> Exercise task:
Take each line containing the word "люди" and copy it.

> Records for the task:
......

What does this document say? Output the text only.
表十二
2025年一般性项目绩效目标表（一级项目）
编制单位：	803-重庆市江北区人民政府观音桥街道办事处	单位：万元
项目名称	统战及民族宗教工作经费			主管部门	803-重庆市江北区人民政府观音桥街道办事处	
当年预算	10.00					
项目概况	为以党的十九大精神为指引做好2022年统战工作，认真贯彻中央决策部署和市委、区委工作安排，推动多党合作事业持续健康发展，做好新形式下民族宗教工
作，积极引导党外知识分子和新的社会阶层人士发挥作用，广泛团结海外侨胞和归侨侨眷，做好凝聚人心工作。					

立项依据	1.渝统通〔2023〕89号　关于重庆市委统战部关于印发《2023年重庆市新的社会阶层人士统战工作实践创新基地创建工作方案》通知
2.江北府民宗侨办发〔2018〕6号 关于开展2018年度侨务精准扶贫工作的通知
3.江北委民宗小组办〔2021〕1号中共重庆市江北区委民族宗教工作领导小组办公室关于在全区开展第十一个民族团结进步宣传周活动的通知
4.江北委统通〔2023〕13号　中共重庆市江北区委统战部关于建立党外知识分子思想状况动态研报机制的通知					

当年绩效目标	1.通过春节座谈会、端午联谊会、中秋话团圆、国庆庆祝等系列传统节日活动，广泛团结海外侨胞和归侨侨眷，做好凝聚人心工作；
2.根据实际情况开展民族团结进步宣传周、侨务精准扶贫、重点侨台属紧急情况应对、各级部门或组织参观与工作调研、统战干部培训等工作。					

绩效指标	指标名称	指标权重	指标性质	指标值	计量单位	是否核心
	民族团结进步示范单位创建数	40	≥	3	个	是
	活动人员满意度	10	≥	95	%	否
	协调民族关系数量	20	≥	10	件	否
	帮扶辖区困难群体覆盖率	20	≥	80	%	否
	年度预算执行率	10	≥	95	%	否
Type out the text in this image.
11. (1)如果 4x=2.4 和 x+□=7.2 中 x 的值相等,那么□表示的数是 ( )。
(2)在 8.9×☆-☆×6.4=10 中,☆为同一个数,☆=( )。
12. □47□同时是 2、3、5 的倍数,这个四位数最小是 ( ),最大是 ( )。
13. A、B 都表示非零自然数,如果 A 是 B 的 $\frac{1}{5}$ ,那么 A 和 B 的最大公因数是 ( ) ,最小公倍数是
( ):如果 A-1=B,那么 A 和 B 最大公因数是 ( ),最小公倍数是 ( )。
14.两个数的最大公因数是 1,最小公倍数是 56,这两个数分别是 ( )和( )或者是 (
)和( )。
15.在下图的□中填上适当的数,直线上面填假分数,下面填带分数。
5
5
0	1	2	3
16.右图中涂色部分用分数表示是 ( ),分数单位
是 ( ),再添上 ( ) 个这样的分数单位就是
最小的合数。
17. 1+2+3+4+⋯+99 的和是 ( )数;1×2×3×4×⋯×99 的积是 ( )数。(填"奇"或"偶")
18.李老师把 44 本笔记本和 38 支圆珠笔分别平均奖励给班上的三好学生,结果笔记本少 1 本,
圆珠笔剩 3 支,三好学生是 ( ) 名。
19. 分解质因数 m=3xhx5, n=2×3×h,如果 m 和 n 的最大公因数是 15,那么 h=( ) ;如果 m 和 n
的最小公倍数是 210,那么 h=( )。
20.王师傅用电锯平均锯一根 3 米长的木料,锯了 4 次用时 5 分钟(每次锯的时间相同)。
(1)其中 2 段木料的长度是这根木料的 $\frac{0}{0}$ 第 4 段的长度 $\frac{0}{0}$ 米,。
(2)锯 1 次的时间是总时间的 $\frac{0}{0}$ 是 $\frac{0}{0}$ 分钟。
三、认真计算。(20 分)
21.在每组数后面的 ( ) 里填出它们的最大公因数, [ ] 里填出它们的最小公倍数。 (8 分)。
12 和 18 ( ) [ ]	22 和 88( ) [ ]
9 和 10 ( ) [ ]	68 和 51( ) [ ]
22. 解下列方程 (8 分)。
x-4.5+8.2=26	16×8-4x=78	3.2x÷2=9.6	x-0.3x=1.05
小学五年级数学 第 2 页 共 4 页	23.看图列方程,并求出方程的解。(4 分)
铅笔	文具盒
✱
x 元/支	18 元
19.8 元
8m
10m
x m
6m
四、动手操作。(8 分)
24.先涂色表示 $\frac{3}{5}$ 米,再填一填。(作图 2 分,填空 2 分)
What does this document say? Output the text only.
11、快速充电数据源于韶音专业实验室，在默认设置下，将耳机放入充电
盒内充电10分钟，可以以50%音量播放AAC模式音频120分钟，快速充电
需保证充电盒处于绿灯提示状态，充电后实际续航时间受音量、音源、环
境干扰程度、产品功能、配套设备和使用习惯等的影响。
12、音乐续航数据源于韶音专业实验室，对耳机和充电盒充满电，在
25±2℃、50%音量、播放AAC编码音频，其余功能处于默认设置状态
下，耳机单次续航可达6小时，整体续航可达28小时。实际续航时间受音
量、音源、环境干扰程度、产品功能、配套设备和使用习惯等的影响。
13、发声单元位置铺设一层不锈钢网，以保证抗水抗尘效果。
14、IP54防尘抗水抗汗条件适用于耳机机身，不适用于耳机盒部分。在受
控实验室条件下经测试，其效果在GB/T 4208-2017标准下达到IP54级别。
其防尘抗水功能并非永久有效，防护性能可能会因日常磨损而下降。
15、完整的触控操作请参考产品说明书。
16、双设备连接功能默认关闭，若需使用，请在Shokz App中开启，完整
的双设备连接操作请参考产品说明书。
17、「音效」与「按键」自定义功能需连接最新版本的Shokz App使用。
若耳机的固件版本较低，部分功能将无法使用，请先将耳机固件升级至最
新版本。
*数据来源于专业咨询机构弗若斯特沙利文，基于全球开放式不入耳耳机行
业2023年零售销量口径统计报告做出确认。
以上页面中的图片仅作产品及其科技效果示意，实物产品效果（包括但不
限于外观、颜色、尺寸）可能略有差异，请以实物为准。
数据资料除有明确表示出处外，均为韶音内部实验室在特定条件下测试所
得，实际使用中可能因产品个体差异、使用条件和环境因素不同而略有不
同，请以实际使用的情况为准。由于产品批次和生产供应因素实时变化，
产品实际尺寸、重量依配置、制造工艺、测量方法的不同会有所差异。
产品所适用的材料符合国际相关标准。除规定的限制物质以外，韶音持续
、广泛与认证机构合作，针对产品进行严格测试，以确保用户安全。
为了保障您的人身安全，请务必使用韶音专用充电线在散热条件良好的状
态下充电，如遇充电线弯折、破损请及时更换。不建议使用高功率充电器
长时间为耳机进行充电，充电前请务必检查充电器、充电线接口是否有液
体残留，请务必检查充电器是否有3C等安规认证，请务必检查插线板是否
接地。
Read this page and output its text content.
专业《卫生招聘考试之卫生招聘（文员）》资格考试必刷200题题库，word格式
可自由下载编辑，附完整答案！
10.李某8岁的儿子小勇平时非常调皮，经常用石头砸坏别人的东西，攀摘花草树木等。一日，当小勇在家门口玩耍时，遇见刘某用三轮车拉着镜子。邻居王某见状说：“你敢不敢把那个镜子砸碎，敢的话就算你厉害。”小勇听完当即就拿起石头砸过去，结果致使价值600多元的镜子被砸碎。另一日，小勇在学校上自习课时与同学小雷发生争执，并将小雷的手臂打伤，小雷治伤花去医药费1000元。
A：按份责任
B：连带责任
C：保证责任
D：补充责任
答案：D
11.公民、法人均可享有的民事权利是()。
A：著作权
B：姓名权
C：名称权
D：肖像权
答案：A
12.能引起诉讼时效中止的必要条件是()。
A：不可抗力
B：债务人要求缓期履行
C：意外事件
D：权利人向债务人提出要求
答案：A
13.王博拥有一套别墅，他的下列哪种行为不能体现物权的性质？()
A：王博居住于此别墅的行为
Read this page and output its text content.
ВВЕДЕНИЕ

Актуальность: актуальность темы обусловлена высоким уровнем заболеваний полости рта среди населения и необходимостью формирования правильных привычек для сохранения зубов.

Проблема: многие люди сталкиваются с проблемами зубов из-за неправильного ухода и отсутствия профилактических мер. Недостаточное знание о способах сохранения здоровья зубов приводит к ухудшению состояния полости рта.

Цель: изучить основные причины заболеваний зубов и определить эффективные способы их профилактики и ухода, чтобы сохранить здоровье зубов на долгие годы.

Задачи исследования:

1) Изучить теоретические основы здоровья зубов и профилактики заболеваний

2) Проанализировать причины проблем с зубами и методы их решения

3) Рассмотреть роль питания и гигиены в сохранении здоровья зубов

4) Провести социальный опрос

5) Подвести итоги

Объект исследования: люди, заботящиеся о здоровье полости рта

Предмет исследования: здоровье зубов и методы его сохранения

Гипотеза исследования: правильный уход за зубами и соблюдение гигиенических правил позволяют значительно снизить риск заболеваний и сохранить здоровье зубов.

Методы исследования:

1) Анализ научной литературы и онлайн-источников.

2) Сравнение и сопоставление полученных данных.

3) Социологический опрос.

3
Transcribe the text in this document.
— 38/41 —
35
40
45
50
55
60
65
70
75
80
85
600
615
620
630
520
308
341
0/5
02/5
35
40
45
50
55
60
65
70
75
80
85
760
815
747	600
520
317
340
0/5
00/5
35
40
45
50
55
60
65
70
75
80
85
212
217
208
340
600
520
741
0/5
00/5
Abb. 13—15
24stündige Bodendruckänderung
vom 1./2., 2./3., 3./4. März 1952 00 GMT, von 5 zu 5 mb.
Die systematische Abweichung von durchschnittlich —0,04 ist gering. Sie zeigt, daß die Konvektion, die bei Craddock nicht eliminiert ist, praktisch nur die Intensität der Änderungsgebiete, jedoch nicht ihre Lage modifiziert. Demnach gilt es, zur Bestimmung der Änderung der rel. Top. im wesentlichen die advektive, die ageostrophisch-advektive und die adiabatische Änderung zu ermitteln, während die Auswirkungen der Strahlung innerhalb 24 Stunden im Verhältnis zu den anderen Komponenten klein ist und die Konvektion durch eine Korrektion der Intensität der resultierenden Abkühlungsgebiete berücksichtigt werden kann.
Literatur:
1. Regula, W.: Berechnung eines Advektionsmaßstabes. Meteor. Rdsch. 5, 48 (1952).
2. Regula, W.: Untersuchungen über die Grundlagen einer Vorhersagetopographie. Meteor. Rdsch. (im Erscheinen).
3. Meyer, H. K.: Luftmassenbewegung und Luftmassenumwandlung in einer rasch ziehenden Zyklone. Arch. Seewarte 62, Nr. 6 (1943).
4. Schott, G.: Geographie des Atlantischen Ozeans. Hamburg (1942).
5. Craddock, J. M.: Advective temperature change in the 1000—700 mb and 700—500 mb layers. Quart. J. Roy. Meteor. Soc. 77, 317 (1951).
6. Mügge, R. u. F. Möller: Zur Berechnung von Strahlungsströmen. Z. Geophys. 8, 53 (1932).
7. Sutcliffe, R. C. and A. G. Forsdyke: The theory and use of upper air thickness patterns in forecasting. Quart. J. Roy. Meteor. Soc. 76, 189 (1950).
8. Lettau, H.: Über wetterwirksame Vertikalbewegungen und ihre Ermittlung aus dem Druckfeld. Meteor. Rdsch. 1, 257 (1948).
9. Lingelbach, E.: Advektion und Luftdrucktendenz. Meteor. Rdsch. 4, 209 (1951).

......

> Answer for the task:
Проблема: многие люди сталкиваются с проблемами зубов из-за неправильного ухода и отсутствия профилактических мер. Недостаточное знание о способах сохранения здоровья зубов приводит к ухудшению состояния полости рта.
Объект исследования: люди, заботящиеся о здоровье полости рта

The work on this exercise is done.